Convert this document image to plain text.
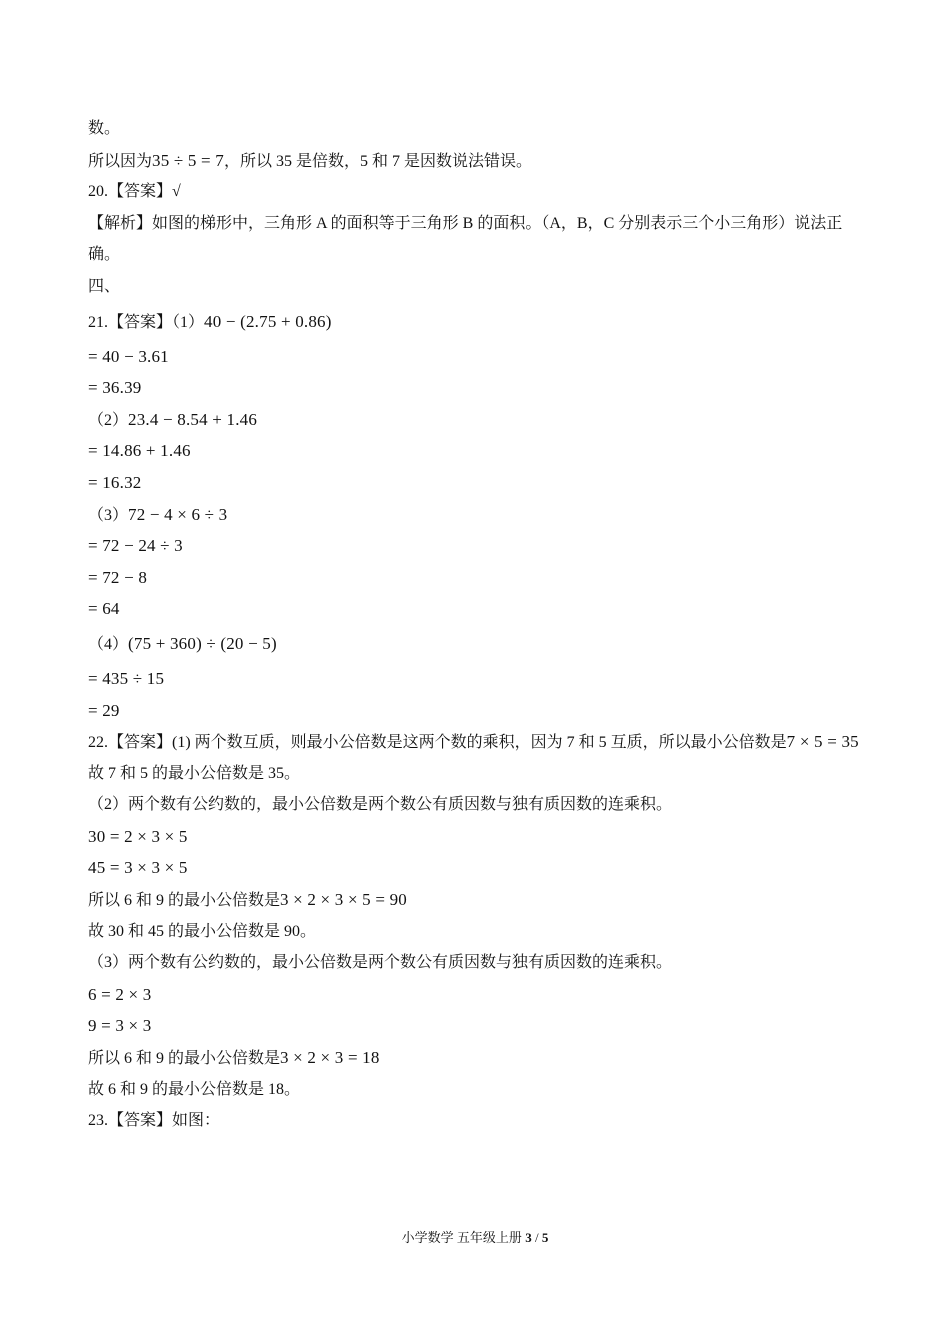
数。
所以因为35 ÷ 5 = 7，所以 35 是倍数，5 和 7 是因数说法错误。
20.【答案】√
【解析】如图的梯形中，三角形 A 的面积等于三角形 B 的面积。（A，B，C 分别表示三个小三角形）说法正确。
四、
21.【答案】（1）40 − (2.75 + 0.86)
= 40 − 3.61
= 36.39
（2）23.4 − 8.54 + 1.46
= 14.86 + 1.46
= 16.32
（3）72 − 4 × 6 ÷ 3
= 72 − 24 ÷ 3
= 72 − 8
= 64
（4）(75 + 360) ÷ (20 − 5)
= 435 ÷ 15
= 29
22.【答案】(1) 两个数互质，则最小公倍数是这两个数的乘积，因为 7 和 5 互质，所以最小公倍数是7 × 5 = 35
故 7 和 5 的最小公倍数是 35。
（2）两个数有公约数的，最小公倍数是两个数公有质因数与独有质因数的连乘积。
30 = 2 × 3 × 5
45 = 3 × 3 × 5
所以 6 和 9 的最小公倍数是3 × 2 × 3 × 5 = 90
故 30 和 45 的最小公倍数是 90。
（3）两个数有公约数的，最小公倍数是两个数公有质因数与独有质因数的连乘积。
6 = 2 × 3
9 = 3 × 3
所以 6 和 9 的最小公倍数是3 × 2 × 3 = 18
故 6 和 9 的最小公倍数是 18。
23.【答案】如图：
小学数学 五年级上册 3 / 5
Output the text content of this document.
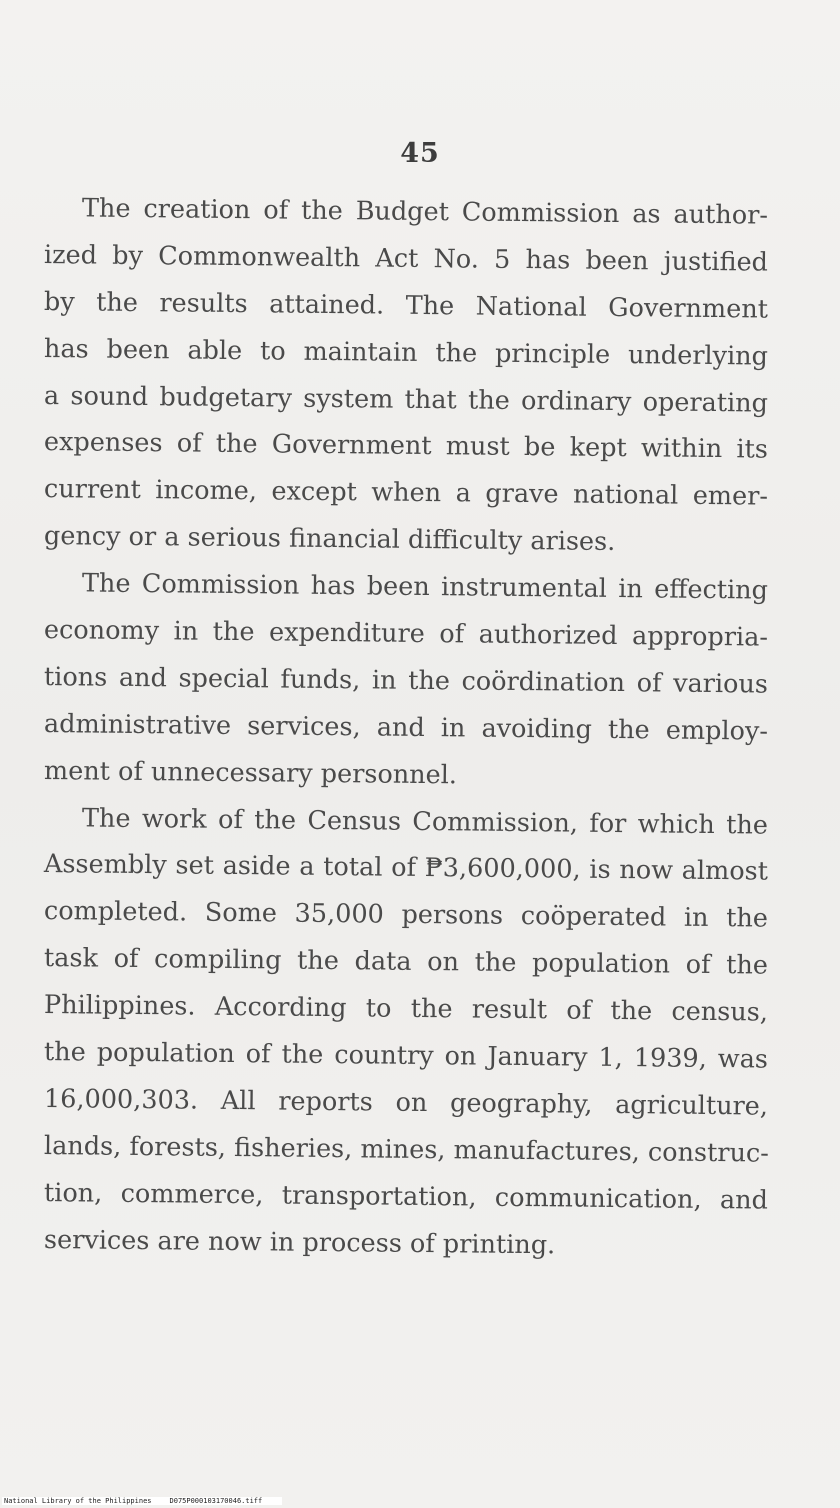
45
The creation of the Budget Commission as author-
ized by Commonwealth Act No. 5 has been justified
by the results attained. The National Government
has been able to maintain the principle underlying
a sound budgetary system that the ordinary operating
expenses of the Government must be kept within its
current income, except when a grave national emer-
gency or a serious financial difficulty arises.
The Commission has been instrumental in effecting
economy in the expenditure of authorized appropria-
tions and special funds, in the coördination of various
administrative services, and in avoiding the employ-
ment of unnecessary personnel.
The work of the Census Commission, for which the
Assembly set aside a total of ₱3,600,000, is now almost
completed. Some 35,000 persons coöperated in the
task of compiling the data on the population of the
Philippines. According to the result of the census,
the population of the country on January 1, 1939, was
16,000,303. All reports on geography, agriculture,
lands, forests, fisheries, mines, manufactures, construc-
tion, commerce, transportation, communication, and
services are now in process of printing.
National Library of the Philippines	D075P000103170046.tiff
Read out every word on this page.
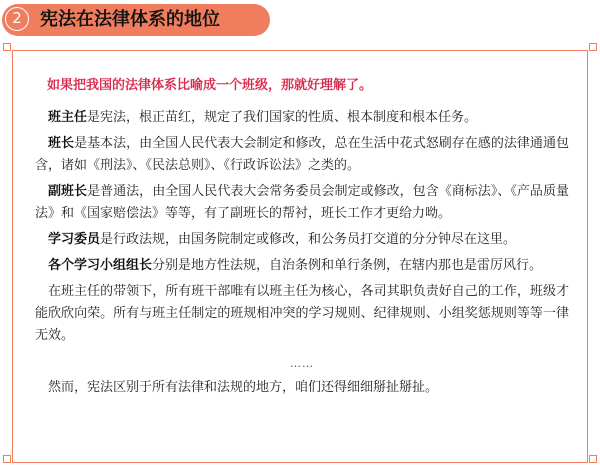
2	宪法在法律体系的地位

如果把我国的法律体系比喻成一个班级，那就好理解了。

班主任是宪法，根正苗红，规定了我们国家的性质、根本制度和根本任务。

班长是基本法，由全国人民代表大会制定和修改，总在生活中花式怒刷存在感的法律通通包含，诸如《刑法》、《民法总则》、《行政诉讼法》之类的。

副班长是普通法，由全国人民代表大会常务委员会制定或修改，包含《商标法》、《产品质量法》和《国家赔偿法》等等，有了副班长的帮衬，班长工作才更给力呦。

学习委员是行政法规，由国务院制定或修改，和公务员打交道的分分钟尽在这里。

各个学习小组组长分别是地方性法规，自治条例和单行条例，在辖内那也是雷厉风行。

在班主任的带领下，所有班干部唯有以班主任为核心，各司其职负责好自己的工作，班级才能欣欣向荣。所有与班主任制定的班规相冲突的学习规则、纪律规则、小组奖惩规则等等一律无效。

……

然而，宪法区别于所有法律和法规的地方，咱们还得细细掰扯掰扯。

◇ ◇ ◇ ◇ ◇ ◇ ◇

= What the exercise asks =
The entries above should be reproduced exactly, without their pictures.

= Written answer =
Convert this document image to plain text.
数。
所以因为35 ÷ 5 = 7，所以 35 是倍数，5 和 7 是因数说法错误。
20.【答案】√
【解析】如图的梯形中，三角形 A 的面积等于三角形 B 的面积。（A，B，C 分别表示三个小三角形）说法正确。
四、
21.【答案】（1）40 − (2.75 + 0.86)
= 40 − 3.61
= 36.39
（2）23.4 − 8.54 + 1.46
= 14.86 + 1.46
= 16.32
（3）72 − 4 × 6 ÷ 3
= 72 − 24 ÷ 3
= 72 − 8
= 64
（4）(75 + 360) ÷ (20 − 5)
= 435 ÷ 15
= 29
22.【答案】(1) 两个数互质，则最小公倍数是这两个数的乘积，因为 7 和 5 互质，所以最小公倍数是7 × 5 = 35
故 7 和 5 的最小公倍数是 35。
（2）两个数有公约数的，最小公倍数是两个数公有质因数与独有质因数的连乘积。
30 = 2 × 3 × 5
45 = 3 × 3 × 5
所以 6 和 9 的最小公倍数是3 × 2 × 3 × 5 = 90
故 30 和 45 的最小公倍数是 90。
（3）两个数有公约数的，最小公倍数是两个数公有质因数与独有质因数的连乘积。
6 = 2 × 3
9 = 3 × 3
所以 6 和 9 的最小公倍数是3 × 2 × 3 = 18
故 6 和 9 的最小公倍数是 18。
23.【答案】如图：
小学数学 五年级上册 3 / 5
Output the text content of this document.
45
The creation of the Budget Commission as author-
ized by Commonwealth Act No. 5 has been justified
by the results attained. The National Government
has been able to maintain the principle underlying
a sound budgetary system that the ordinary operating
expenses of the Government must be kept within its
current income, except when a grave national emer-
gency or a serious financial difficulty arises.
The Commission has been instrumental in effecting
economy in the expenditure of authorized appropria-
tions and special funds, in the coördination of various
administrative services, and in avoiding the employ-
ment of unnecessary personnel.
The work of the Census Commission, for which the
Assembly set aside a total of ₱3,600,000, is now almost
completed. Some 35,000 persons coöperated in the
task of compiling the data on the population of the
Philippines. According to the result of the census,
the population of the country on January 1, 1939, was
16,000,303. All reports on geography, agriculture,
lands, forests, fisheries, mines, manufactures, construc-
tion, commerce, transportation, communication, and
services are now in process of printing.
National Library of the Philippines	D075P000103170046.tiff
Read out every word on this page.
2	宪法在法律体系的地位

如果把我国的法律体系比喻成一个班级，那就好理解了。

班主任是宪法，根正苗红，规定了我们国家的性质、根本制度和根本任务。

班长是基本法，由全国人民代表大会制定和修改，总在生活中花式怒刷存在感的法律通通包含，诸如《刑法》、《民法总则》、《行政诉讼法》之类的。

副班长是普通法，由全国人民代表大会常务委员会制定或修改，包含《商标法》、《产品质量法》和《国家赔偿法》等等，有了副班长的帮衬，班长工作才更给力呦。

学习委员是行政法规，由国务院制定或修改，和公务员打交道的分分钟尽在这里。

各个学习小组组长分别是地方性法规，自治条例和单行条例，在辖内那也是雷厉风行。

在班主任的带领下，所有班干部唯有以班主任为核心，各司其职负责好自己的工作，班级才能欣欣向荣。所有与班主任制定的班规相冲突的学习规则、纪律规则、小组奖惩规则等等一律无效。

……

然而，宪法区别于所有法律和法规的地方，咱们还得细细掰扯掰扯。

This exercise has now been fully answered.